- _WHAT TO WORK ON_
Make an exact copy of the records, dropping all pictures.
start
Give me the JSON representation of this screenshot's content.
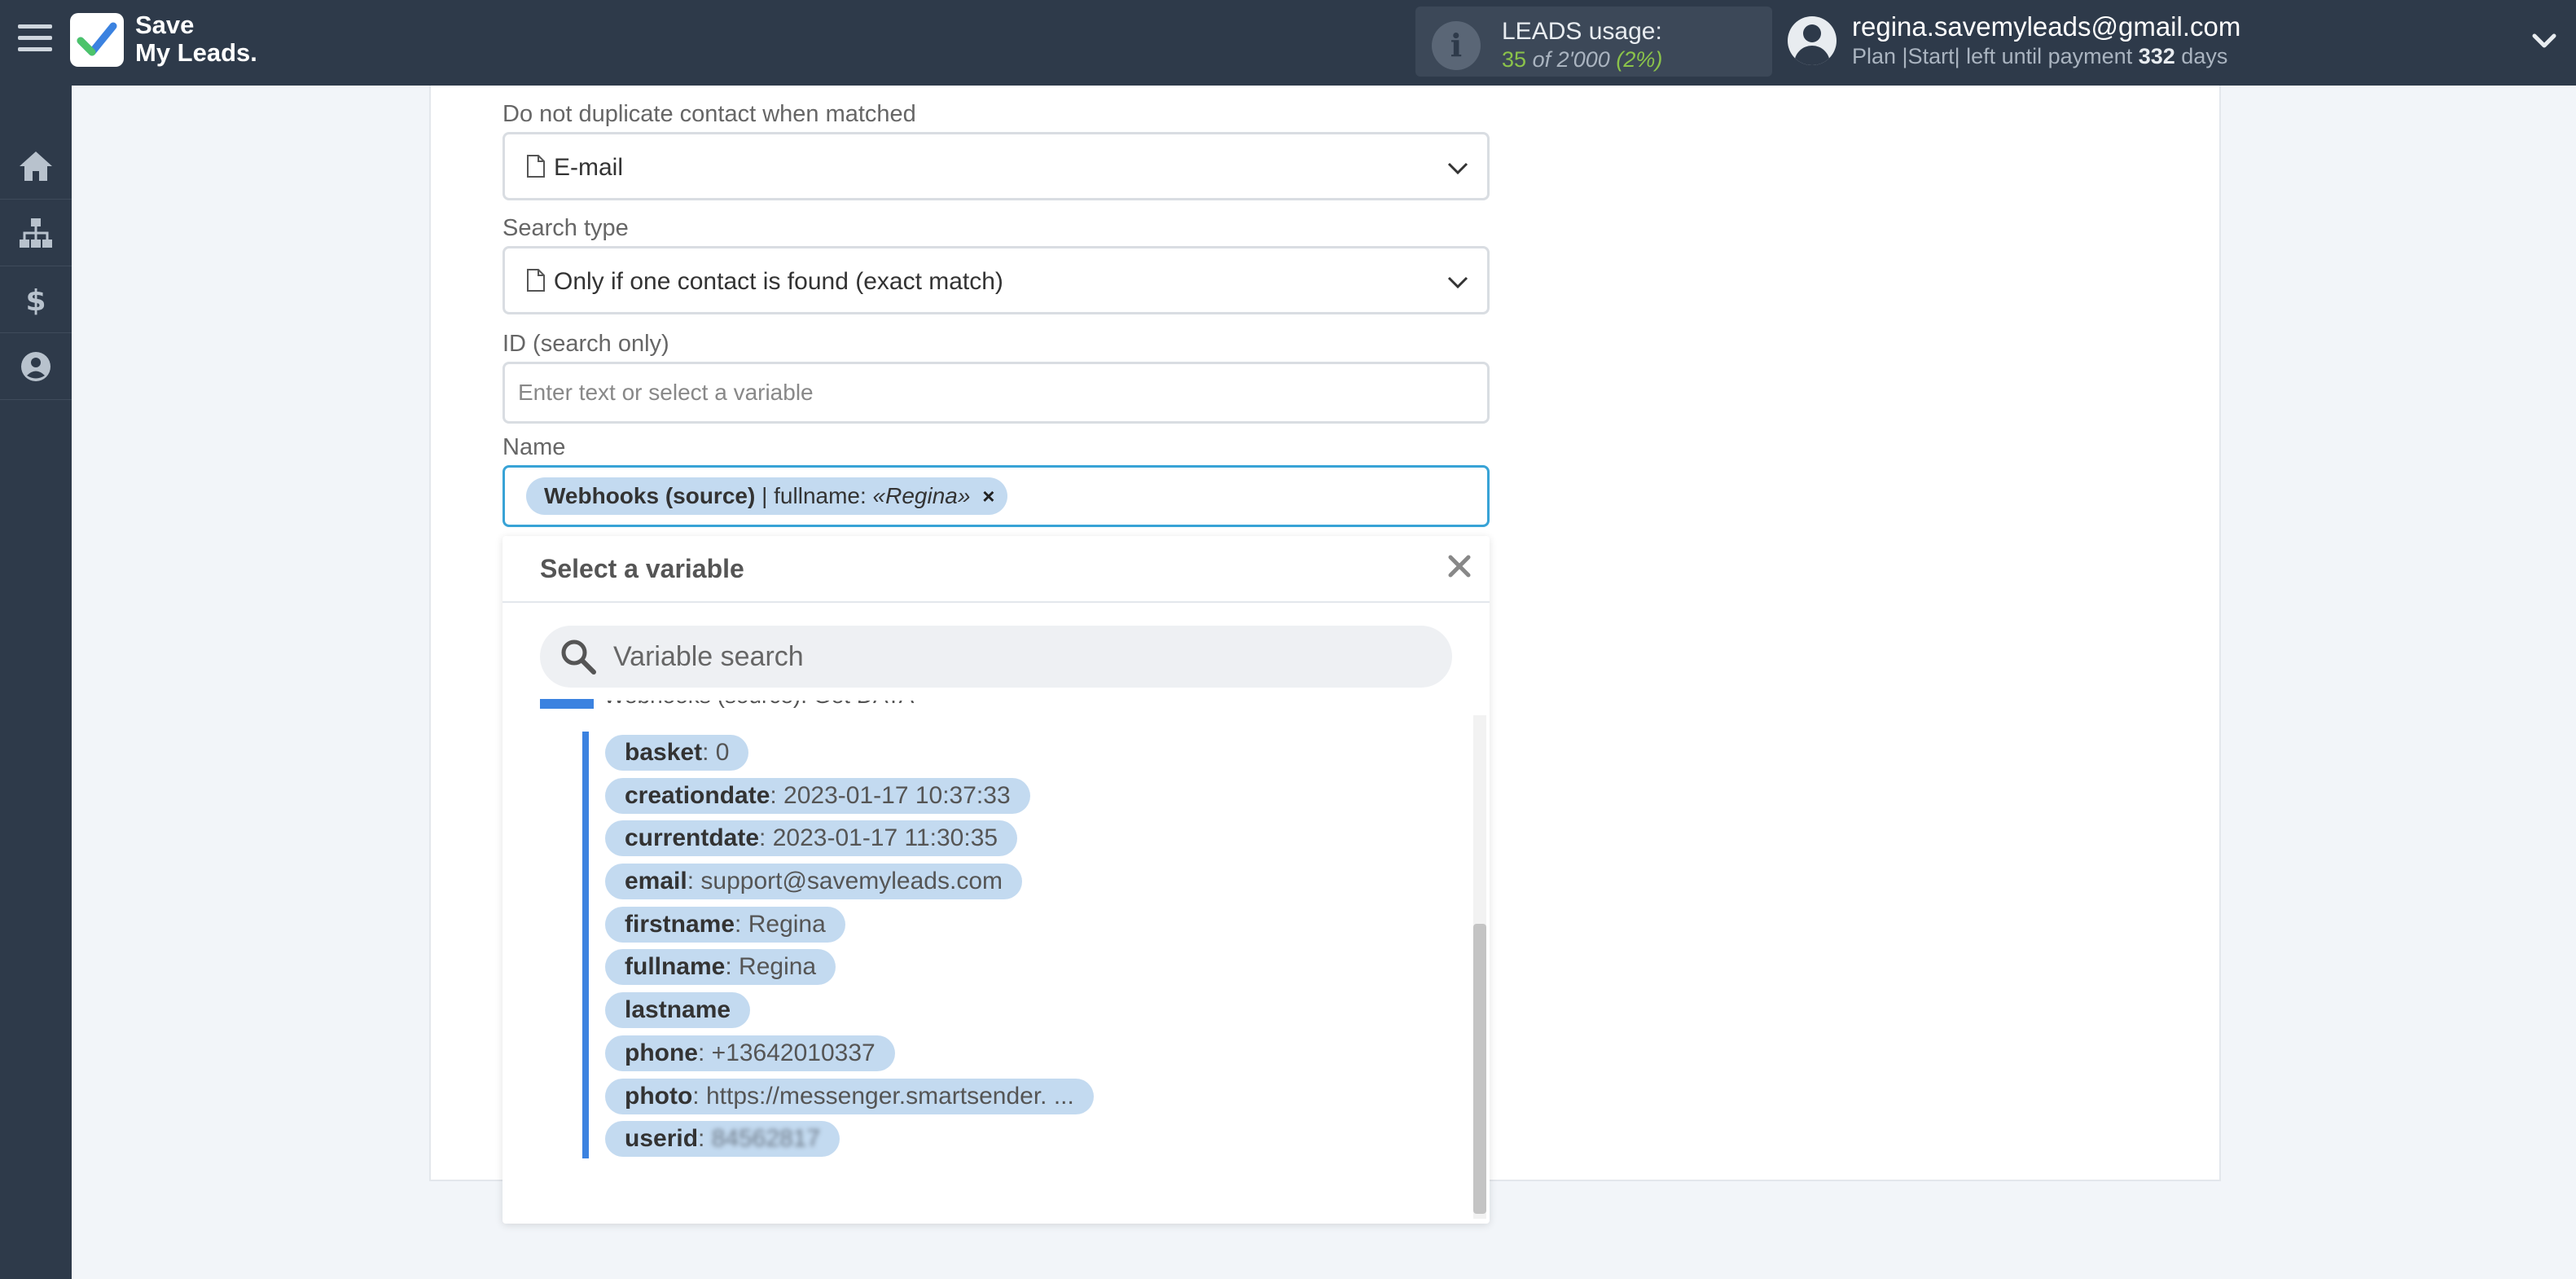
{
  "brand": {
    "line1": "Save",
    "line2": "My Leads."
  },
  "leads": {
    "label": "LEADS usage:",
    "used": "35",
    "of_text": "of 2'000",
    "pct": "(2%)"
  },
  "user": {
    "email": "regina.savemyleads@gmail.com",
    "plan_prefix": "Plan |Start| left until payment",
    "days": "332",
    "days_suffix": "days"
  },
  "sidebar": {
    "items": [
      "home-icon",
      "sitemap-icon",
      "dollar-icon",
      "user-circle-icon"
    ]
  },
  "form": {
    "no_dup_label": "Do not duplicate contact when matched",
    "no_dup_value": "E-mail",
    "search_type_label": "Search type",
    "search_type_value": "Only if one contact is found (exact match)",
    "id_label": "ID (search only)",
    "id_placeholder": "Enter text or select a variable",
    "name_label": "Name",
    "name_chip": {
      "source": "Webhooks (source)",
      "sep": " | fullname: ",
      "value": "«Regina»",
      "remove": "×"
    }
  },
  "panel": {
    "title": "Select a variable",
    "search_placeholder": "Variable search",
    "group_title": "Webhooks (source): Get DATA",
    "variables": [
      {
        "name": "basket",
        "value": ": 0"
      },
      {
        "name": "creationdate",
        "value": ": 2023-01-17 10:37:33"
      },
      {
        "name": "currentdate",
        "value": ": 2023-01-17 11:30:35"
      },
      {
        "name": "email",
        "value": ": support@savemyleads.com"
      },
      {
        "name": "firstname",
        "value": ": Regina"
      },
      {
        "name": "fullname",
        "value": ": Regina"
      },
      {
        "name": "lastname",
        "value": ""
      },
      {
        "name": "phone",
        "value": ": +13642010337"
      },
      {
        "name": "photo",
        "value": ": https://messenger.smartsender. ..."
      },
      {
        "name": "userid",
        "value": ": ",
        "blurred_value": "84562817"
      }
    ]
  },
  "colors": {
    "topbar": "#2e3a4a",
    "accent_blue": "#3b82e0",
    "chip_bg": "#c3daf0",
    "usage_green": "#8bc34a",
    "focus_border": "#38a3d6"
  }
}
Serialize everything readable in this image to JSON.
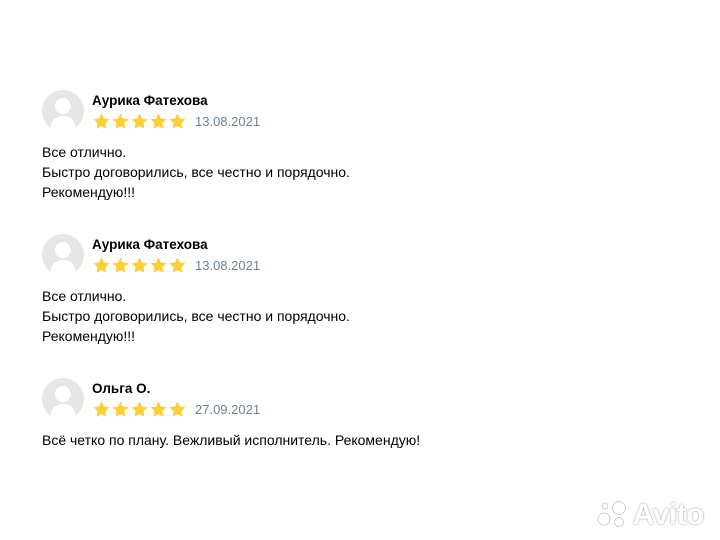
{
  "colors": {
    "star": "#fdcd3d",
    "date": "#6b7f94",
    "avatar_bg": "#e6e6e6",
    "avatar_figure": "#ffffff"
  },
  "reviews": [
    {
      "author": "Аурика Фатехова",
      "rating": 5,
      "date": "13.08.2021",
      "text": [
        "Все отлично.",
        "Быстро договорились, все честно и порядочно.",
        "Рекомендую!!!"
      ]
    },
    {
      "author": "Аурика Фатехова",
      "rating": 5,
      "date": "13.08.2021",
      "text": [
        "Все отлично.",
        "Быстро договорились, все честно и порядочно.",
        "Рекомендую!!!"
      ]
    },
    {
      "author": "Ольга О.",
      "rating": 5,
      "date": "27.09.2021",
      "text": [
        "Всё четко по плану. Вежливый исполнитель. Рекомендую!"
      ]
    }
  ],
  "watermark": {
    "icon": "avito-logo-icon",
    "text": "Avito"
  }
}
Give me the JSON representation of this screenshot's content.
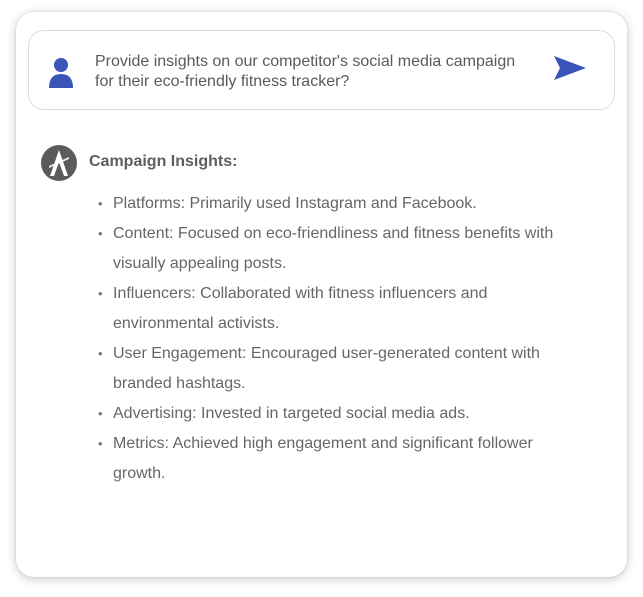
end
- _RESULT OF THE EXERCISE_
Give me the JSON representation of this screenshot's content.
{
  "brand": {
    "line1": "Save",
    "line2": "My Leads."
  },
  "leads": {
    "label": "LEADS usage:",
    "used": "35",
    "of_text": "of 2'000",
    "pct": "(2%)"
  },
  "user": {
    "email": "regina.savemyleads@gmail.com",
    "plan_prefix": "Plan |Start| left until payment",
    "days": "332",
    "days_suffix": "days"
  },
  "sidebar": {
    "items": [
      "home-icon",
      "sitemap-icon",
      "dollar-icon",
      "user-circle-icon"
    ]
  },
  "form": {
    "no_dup_label": "Do not duplicate contact when matched",
    "no_dup_value": "E-mail",
    "search_type_label": "Search type",
    "search_type_value": "Only if one contact is found (exact match)",
    "id_label": "ID (search only)",
    "id_placeholder": "Enter text or select a variable",
    "name_label": "Name",
    "name_chip": {
      "source": "Webhooks (source)",
      "sep": " | fullname: ",
      "value": "«Regina»",
      "remove": "×"
    }
  },
  "panel": {
    "title": "Select a variable",
    "search_placeholder": "Variable search",
    "group_title": "Webhooks (source): Get DATA",
    "variables": [
      {
        "name": "basket",
        "value": ": 0"
      },
      {
        "name": "creationdate",
        "value": ": 2023-01-17 10:37:33"
      },
      {
        "name": "currentdate",
        "value": ": 2023-01-17 11:30:35"
      },
      {
        "name": "email",
        "value": ": support@savemyleads.com"
      },
      {
        "name": "firstname",
        "value": ": Regina"
      },
      {
        "name": "fullname",
        "value": ": Regina"
      },
      {
        "name": "lastname",
        "value": ""
      },
      {
        "name": "phone",
        "value": ": +13642010337"
      },
      {
        "name": "photo",
        "value": ": https://messenger.smartsender. ..."
      },
      {
        "name": "userid",
        "value": ": ",
        "blurred_value": "84562817"
      }
    ]
  },
  "colors": {
    "topbar": "#2e3a4a",
    "accent_blue": "#3b82e0",
    "chip_bg": "#c3daf0",
    "usage_green": "#8bc34a",
    "focus_border": "#38a3d6"
  }
}
Serialize everything readable in this image to JSON.
{
  "colors": {
    "star": "#fdcd3d",
    "date": "#6b7f94",
    "avatar_bg": "#e6e6e6",
    "avatar_figure": "#ffffff"
  },
  "reviews": [
    {
      "author": "Аурика Фатехова",
      "rating": 5,
      "date": "13.08.2021",
      "text": [
        "Все отлично.",
        "Быстро договорились, все честно и порядочно.",
        "Рекомендую!!!"
      ]
    },
    {
      "author": "Аурика Фатехова",
      "rating": 5,
      "date": "13.08.2021",
      "text": [
        "Все отлично.",
        "Быстро договорились, все честно и порядочно.",
        "Рекомендую!!!"
      ]
    },
    {
      "author": "Ольга О.",
      "rating": 5,
      "date": "27.09.2021",
      "text": [
        "Всё четко по плану. Вежливый исполнитель. Рекомендую!"
      ]
    }
  ],
  "watermark": {
    "icon": "avito-logo-icon",
    "text": "Avito"
  }
}
Give me the JSON representation of this screenshot's content.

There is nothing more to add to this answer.